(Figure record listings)
################

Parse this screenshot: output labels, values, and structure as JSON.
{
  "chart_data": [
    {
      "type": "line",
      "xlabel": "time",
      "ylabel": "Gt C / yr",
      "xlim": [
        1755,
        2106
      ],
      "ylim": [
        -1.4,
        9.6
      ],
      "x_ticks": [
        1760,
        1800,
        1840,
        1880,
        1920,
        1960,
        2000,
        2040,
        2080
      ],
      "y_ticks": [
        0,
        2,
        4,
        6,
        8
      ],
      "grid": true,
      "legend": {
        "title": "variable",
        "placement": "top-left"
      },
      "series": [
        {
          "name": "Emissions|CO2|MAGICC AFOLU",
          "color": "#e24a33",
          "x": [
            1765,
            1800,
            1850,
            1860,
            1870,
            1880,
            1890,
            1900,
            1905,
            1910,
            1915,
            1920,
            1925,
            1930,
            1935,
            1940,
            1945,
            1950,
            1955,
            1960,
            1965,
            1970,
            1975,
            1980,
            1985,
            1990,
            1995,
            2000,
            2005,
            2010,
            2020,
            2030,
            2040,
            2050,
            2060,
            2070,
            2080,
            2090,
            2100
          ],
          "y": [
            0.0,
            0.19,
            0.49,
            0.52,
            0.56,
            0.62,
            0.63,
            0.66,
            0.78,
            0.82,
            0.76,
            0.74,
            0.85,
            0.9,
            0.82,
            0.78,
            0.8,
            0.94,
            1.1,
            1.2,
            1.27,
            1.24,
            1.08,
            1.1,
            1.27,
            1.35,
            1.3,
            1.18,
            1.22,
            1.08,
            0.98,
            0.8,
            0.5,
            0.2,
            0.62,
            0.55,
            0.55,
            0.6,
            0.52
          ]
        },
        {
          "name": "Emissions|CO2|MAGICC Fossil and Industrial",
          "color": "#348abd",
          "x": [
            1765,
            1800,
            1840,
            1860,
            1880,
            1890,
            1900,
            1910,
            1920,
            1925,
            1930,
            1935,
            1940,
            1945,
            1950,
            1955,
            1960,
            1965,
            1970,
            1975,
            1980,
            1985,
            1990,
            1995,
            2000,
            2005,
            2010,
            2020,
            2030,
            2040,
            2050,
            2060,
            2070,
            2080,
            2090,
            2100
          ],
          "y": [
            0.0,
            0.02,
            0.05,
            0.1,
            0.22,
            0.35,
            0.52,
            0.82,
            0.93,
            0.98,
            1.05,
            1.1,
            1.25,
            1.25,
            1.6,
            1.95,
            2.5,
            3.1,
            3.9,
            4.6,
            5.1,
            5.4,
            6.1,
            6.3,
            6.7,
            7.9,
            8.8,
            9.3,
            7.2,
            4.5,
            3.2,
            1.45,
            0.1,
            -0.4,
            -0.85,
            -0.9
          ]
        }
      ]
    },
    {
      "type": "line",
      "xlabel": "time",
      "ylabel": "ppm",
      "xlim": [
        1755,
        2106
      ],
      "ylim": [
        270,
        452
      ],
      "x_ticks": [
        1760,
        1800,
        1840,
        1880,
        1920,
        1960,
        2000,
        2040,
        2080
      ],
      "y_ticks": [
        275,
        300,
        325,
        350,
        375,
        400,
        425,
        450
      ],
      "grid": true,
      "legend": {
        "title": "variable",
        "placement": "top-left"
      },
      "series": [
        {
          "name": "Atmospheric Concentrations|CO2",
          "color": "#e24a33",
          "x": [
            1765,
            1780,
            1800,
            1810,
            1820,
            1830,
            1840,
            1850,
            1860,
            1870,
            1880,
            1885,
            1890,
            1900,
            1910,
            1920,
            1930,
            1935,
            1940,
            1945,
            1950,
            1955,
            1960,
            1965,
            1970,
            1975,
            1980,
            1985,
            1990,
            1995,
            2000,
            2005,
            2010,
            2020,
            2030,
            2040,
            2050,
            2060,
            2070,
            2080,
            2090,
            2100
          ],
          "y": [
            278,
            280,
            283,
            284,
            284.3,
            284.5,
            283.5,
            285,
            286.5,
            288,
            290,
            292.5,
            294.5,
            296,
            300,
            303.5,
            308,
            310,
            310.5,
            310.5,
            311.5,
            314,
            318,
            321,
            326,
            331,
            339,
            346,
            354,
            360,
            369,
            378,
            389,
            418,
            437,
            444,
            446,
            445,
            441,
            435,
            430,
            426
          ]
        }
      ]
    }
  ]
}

################

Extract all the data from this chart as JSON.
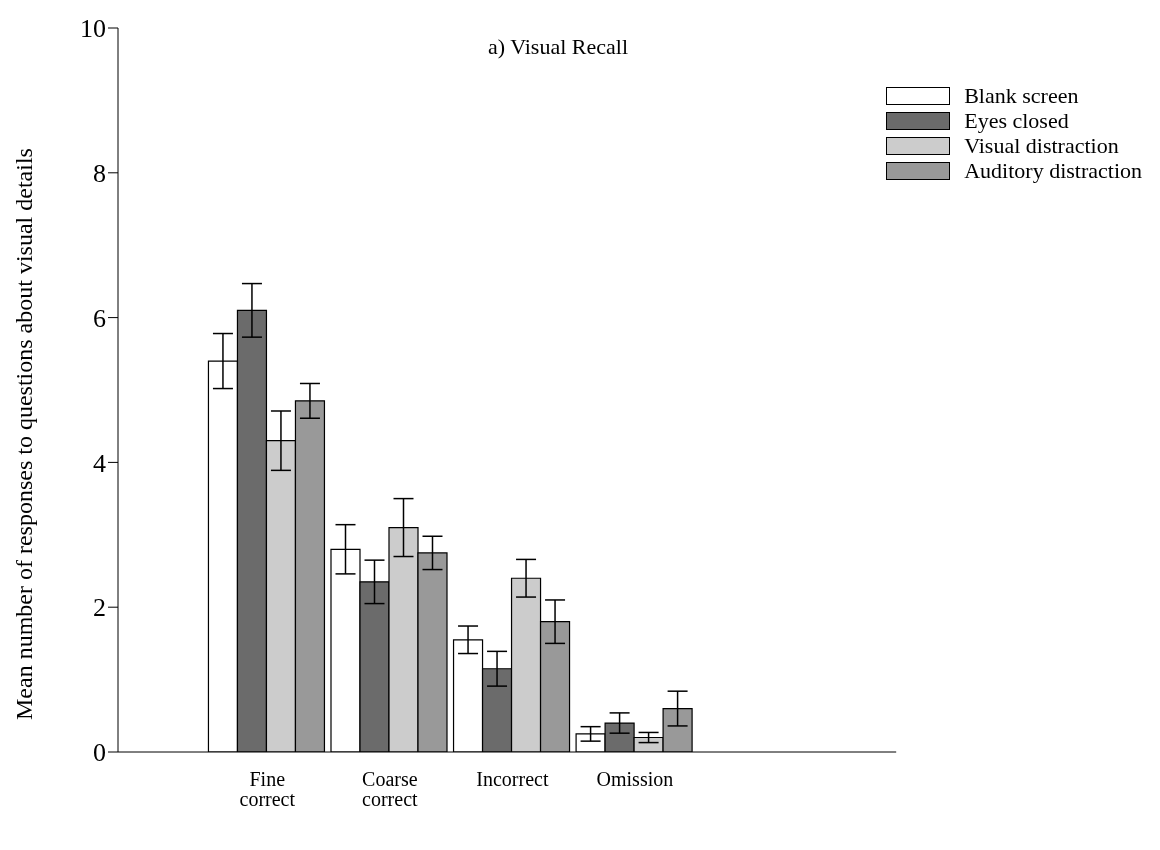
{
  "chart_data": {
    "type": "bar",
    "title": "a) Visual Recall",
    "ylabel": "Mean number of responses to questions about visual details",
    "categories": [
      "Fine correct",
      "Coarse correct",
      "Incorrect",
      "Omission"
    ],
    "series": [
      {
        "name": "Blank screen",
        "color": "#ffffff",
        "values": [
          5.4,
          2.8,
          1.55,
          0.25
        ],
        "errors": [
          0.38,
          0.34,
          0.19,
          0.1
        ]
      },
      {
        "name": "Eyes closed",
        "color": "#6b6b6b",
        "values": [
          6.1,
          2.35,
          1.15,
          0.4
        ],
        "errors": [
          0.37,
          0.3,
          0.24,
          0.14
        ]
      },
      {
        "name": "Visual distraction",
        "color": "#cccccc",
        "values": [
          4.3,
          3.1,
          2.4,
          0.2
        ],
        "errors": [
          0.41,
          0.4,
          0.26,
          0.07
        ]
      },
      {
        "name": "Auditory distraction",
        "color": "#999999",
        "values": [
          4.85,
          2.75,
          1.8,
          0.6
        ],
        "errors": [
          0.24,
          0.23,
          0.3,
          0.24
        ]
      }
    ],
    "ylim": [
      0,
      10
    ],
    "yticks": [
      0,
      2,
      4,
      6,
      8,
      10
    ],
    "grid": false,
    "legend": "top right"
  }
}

################

(Given problem): Gather up the lines containing the word "this" from these records and copy them.

(Written reply):
Parse this screenshot: output labels, values, and structure as JSON.
Extract all the data from this chart as JSON.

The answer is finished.